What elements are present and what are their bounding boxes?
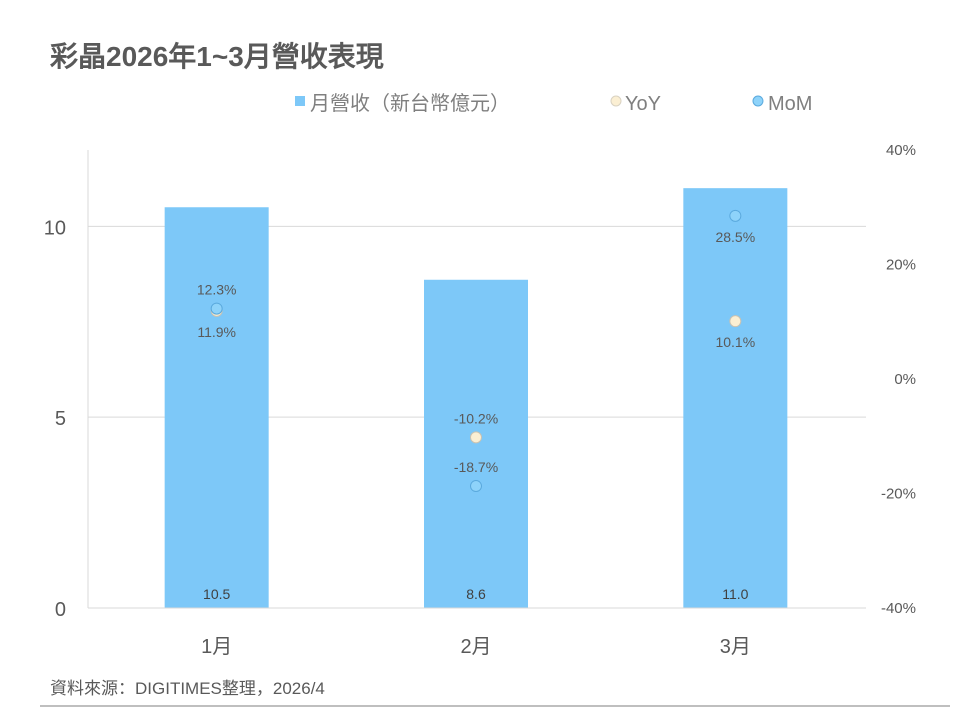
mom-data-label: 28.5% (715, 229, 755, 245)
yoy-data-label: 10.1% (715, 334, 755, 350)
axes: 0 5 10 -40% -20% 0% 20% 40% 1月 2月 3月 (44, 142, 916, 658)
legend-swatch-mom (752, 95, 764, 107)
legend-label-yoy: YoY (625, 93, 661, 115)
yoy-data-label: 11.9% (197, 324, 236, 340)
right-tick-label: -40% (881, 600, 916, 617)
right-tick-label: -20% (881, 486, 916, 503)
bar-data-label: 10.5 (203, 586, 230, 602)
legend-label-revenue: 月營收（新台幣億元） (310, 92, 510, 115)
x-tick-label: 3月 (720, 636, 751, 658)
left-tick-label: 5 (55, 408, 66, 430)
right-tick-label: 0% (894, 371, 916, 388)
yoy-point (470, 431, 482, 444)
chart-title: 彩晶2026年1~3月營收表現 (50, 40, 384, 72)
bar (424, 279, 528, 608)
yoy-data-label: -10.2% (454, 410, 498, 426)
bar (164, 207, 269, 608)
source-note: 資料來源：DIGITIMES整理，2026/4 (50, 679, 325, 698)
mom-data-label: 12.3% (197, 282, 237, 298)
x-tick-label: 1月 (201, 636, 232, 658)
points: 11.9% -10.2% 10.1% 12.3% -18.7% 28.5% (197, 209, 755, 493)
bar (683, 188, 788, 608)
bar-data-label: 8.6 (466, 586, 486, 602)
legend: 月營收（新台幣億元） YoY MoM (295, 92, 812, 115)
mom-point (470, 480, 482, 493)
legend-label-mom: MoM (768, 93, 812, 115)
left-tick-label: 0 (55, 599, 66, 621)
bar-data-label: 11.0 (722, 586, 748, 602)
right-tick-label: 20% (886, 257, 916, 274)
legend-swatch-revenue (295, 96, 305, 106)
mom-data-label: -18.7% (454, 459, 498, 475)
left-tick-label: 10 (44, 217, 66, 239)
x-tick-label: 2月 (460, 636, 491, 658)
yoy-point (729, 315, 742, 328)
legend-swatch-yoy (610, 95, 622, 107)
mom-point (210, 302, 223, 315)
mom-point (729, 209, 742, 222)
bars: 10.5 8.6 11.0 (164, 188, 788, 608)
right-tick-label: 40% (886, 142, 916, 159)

○ ○ ○ ○ ○

## What to work on
Copy the material above line for line, without changing a character, and leave out the picture.

## Output below
What elements are present and what are their bounding boxes?
mom-data-label: 28.5% (715, 229, 755, 245)
yoy-data-label: 10.1% (715, 334, 755, 350)
axes: 0 5 10 -40% -20% 0% 20% 40% 1月 2月 3月 (44, 142, 916, 658)
legend-swatch-mom (752, 95, 764, 107)
legend-label-yoy: YoY (625, 93, 661, 115)
yoy-data-label: 11.9% (197, 324, 236, 340)
right-tick-label: -40% (881, 600, 916, 617)
right-tick-label: -20% (881, 486, 916, 503)
bar-data-label: 10.5 (203, 586, 230, 602)
legend-label-revenue: 月營收（新台幣億元） (310, 92, 510, 115)
x-tick-label: 3月 (720, 636, 751, 658)
left-tick-label: 5 (55, 408, 66, 430)
right-tick-label: 0% (894, 371, 916, 388)
yoy-point (470, 431, 482, 444)
chart-title: 彩晶2026年1~3月營收表現 (50, 40, 384, 72)
bar (424, 279, 528, 608)
yoy-data-label: -10.2% (454, 410, 498, 426)
bar (164, 207, 269, 608)
source-note: 資料來源：DIGITIMES整理，2026/4 (50, 679, 325, 698)
mom-data-label: 12.3% (197, 282, 237, 298)
x-tick-label: 1月 (201, 636, 232, 658)
points: 11.9% -10.2% 10.1% 12.3% -18.7% 28.5% (197, 209, 755, 493)
bar (683, 188, 788, 608)
bar-data-label: 8.6 (466, 586, 486, 602)
legend: 月營收（新台幣億元） YoY MoM (295, 92, 812, 115)
mom-point (470, 480, 482, 493)
legend-label-mom: MoM (768, 93, 812, 115)
left-tick-label: 0 (55, 599, 66, 621)
bar-data-label: 11.0 (722, 586, 748, 602)
right-tick-label: 20% (886, 257, 916, 274)
legend-swatch-revenue (295, 96, 305, 106)
mom-data-label: -18.7% (454, 459, 498, 475)
left-tick-label: 10 (44, 217, 66, 239)
x-tick-label: 2月 (460, 636, 491, 658)
yoy-point (729, 315, 742, 328)
legend-swatch-yoy (610, 95, 622, 107)
mom-point (210, 302, 223, 315)
mom-point (729, 209, 742, 222)
bars: 10.5 8.6 11.0 (164, 188, 788, 608)
right-tick-label: 40% (886, 142, 916, 159)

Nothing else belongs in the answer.